Write the data out again exactly, dropping any images it holds.

Dataset extract start

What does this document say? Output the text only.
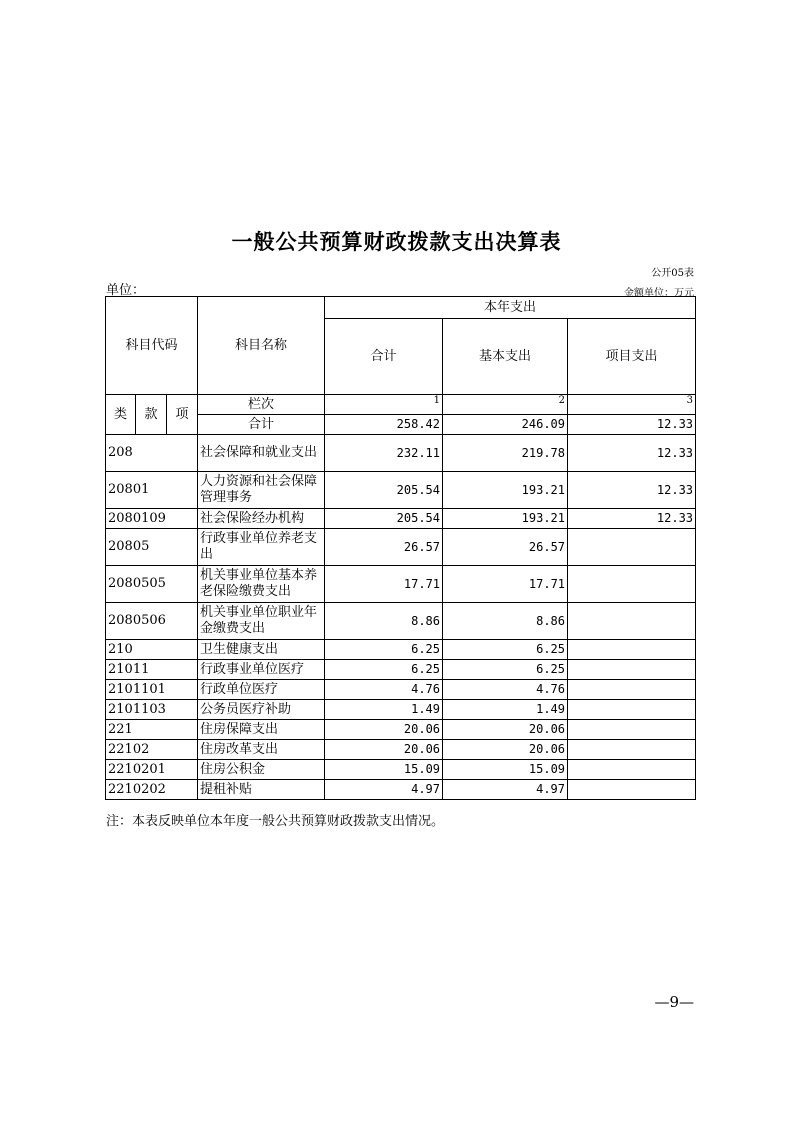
一般公共预算财政拨款支出决算表
公开05表
单位：	金额单位：万元
科目代码			科目名称	本年支出		
				合计	基本支出	项目支出
类	款	项	栏次	1	2	3
			合计	258.42	246.09	12.33
208			社会保障和就业支出	232.11	219.78	12.33
20801			人力资源和社会保障管理事务	205.54	193.21	12.33
2080109			社会保险经办机构	205.54	193.21	12.33
20805			行政事业单位养老支出	26.57	26.57	
2080505			机关事业单位基本养老保险缴费支出	17.71	17.71	
2080506			机关事业单位职业年金缴费支出	8.86	8.86	
210			卫生健康支出	6.25	6.25	
21011			行政事业单位医疗	6.25	6.25	
2101101			行政单位医疗	4.76	4.76	
2101103			公务员医疗补助	1.49	1.49	
221			住房保障支出	20.06	20.06	
22102			住房改革支出	20.06	20.06	
2210201			住房公积金	15.09	15.09	
2210202			提租补贴	4.97	4.97	
注：本表反映单位本年度一般公共预算财政拨款支出情况。
—9—
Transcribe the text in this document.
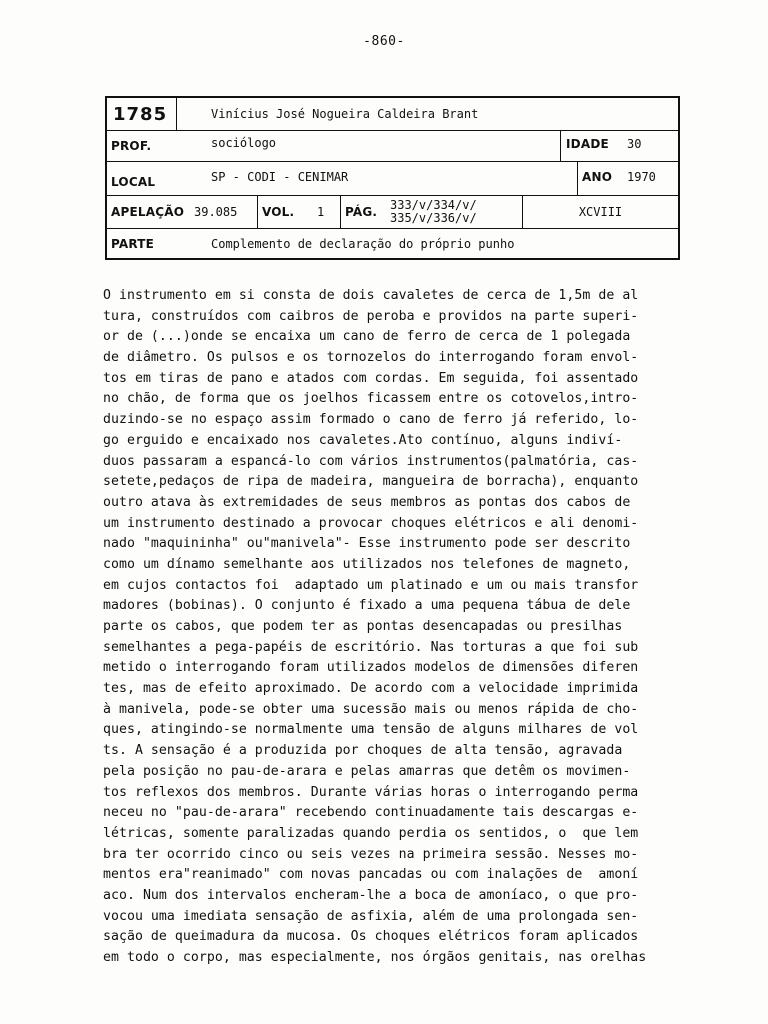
-860-
1785	Vinícius José Nogueira Caldeira Brant
PROF.	sociólogo	IDADE 30
LOCAL	SP - CODI - CENIMAR	ANO 1970
APELAÇÃO 39.085 VOL. 1 PÁG. 333/v/334/v/
335/v/336/v/	XCVIII
PARTE	Complemento de declaração do próprio punho
O instrumento em si consta de dois cavaletes de cerca de 1,5m de al
tura, construídos com caibros de peroba e providos na parte superi-
or de (...)onde se encaixa um cano de ferro de cerca de 1 polegada
de diâmetro. Os pulsos e os tornozelos do interrogando foram envol-
tos em tiras de pano e atados com cordas. Em seguida, foi assentado
no chão, de forma que os joelhos ficassem entre os cotovelos,intro-
duzindo-se no espaço assim formado o cano de ferro já referido, lo-
go erguido e encaixado nos cavaletes.Ato contínuo, alguns indiví-
duos passaram a espancá-lo com vários instrumentos(palmatória, cas-
setete,pedaços de ripa de madeira, mangueira de borracha), enquanto
outro atava às extremidades de seus membros as pontas dos cabos de
um instrumento destinado a provocar choques elétricos e ali denomi-
nado "maquininha" ou"manivela"- Esse instrumento pode ser descrito
como um dínamo semelhante aos utilizados nos telefones de magneto,
em cujos contactos foi  adaptado um platinado e um ou mais transfor
madores (bobinas). O conjunto é fixado a uma pequena tábua de dele
parte os cabos, que podem ter as pontas desencapadas ou presilhas
semelhantes a pega-papéis de escritório. Nas torturas a que foi sub
metido o interrogando foram utilizados modelos de dimensões diferen
tes, mas de efeito aproximado. De acordo com a velocidade imprimida
à manivela, pode-se obter uma sucessão mais ou menos rápida de cho-
ques, atingindo-se normalmente uma tensão de alguns milhares de vol
ts. A sensação é a produzida por choques de alta tensão, agravada
pela posição no pau-de-arara e pelas amarras que detêm os movimen-
tos reflexos dos membros. Durante várias horas o interrogando perma
neceu no "pau-de-arara" recebendo continuadamente tais descargas e-
létricas, somente paralizadas quando perdia os sentidos, o  que lem
bra ter ocorrido cinco ou seis vezes na primeira sessão. Nesses mo-
mentos era"reanimado" com novas pancadas ou com inalações de  amoní
aco. Num dos intervalos encheram-lhe a boca de amoníaco, o que pro-
vocou uma imediata sensação de asfixia, além de uma prolongada sen-
sação de queimadura da mucosa. Os choques elétricos foram aplicados
em todo o corpo, mas especialmente, nos órgãos genitais, nas orelhas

Dataset extract end

■ **Answer to the exercise**:
What does this document say? Output the text only.
一般公共预算财政拨款支出决算表
公开05表
单位：	金额单位：万元
科目代码			科目名称	本年支出		
				合计	基本支出	项目支出
类	款	项	栏次	1	2	3
			合计	258.42	246.09	12.33
208			社会保障和就业支出	232.11	219.78	12.33
20801			人力资源和社会保障管理事务	205.54	193.21	12.33
2080109			社会保险经办机构	205.54	193.21	12.33
20805			行政事业单位养老支出	26.57	26.57	
2080505			机关事业单位基本养老保险缴费支出	17.71	17.71	
2080506			机关事业单位职业年金缴费支出	8.86	8.86	
210			卫生健康支出	6.25	6.25	
21011			行政事业单位医疗	6.25	6.25	
2101101			行政单位医疗	4.76	4.76	
2101103			公务员医疗补助	1.49	1.49	
221			住房保障支出	20.06	20.06	
22102			住房改革支出	20.06	20.06	
2210201			住房公积金	15.09	15.09	
2210202			提租补贴	4.97	4.97	
注：本表反映单位本年度一般公共预算财政拨款支出情况。
—9—
Transcribe the text in this document.
-860-
1785	Vinícius José Nogueira Caldeira Brant
PROF.	sociólogo	IDADE 30
LOCAL	SP - CODI - CENIMAR	ANO 1970
APELAÇÃO 39.085 VOL. 1 PÁG. 333/v/334/v/
335/v/336/v/	XCVIII
PARTE	Complemento de declaração do próprio punho
O instrumento em si consta de dois cavaletes de cerca de 1,5m de al
tura, construídos com caibros de peroba e providos na parte superi-
or de (...)onde se encaixa um cano de ferro de cerca de 1 polegada
de diâmetro. Os pulsos e os tornozelos do interrogando foram envol-
tos em tiras de pano e atados com cordas. Em seguida, foi assentado
no chão, de forma que os joelhos ficassem entre os cotovelos,intro-
duzindo-se no espaço assim formado o cano de ferro já referido, lo-
go erguido e encaixado nos cavaletes.Ato contínuo, alguns indiví-
duos passaram a espancá-lo com vários instrumentos(palmatória, cas-
setete,pedaços de ripa de madeira, mangueira de borracha), enquanto
outro atava às extremidades de seus membros as pontas dos cabos de
um instrumento destinado a provocar choques elétricos e ali denomi-
nado "maquininha" ou"manivela"- Esse instrumento pode ser descrito
como um dínamo semelhante aos utilizados nos telefones de magneto,
em cujos contactos foi  adaptado um platinado e um ou mais transfor
madores (bobinas). O conjunto é fixado a uma pequena tábua de dele
parte os cabos, que podem ter as pontas desencapadas ou presilhas
semelhantes a pega-papéis de escritório. Nas torturas a que foi sub
metido o interrogando foram utilizados modelos de dimensões diferen
tes, mas de efeito aproximado. De acordo com a velocidade imprimida
à manivela, pode-se obter uma sucessão mais ou menos rápida de cho-
ques, atingindo-se normalmente uma tensão de alguns milhares de vol
ts. A sensação é a produzida por choques de alta tensão, agravada
pela posição no pau-de-arara e pelas amarras que detêm os movimen-
tos reflexos dos membros. Durante várias horas o interrogando perma
neceu no "pau-de-arara" recebendo continuadamente tais descargas e-
létricas, somente paralizadas quando perdia os sentidos, o  que lem
bra ter ocorrido cinco ou seis vezes na primeira sessão. Nesses mo-
mentos era"reanimado" com novas pancadas ou com inalações de  amoní
aco. Num dos intervalos encheram-lhe a boca de amoníaco, o que pro-
vocou uma imediata sensação de asfixia, além de uma prolongada sen-
sação de queimadura da mucosa. Os choques elétricos foram aplicados
em todo o corpo, mas especialmente, nos órgãos genitais, nas orelhas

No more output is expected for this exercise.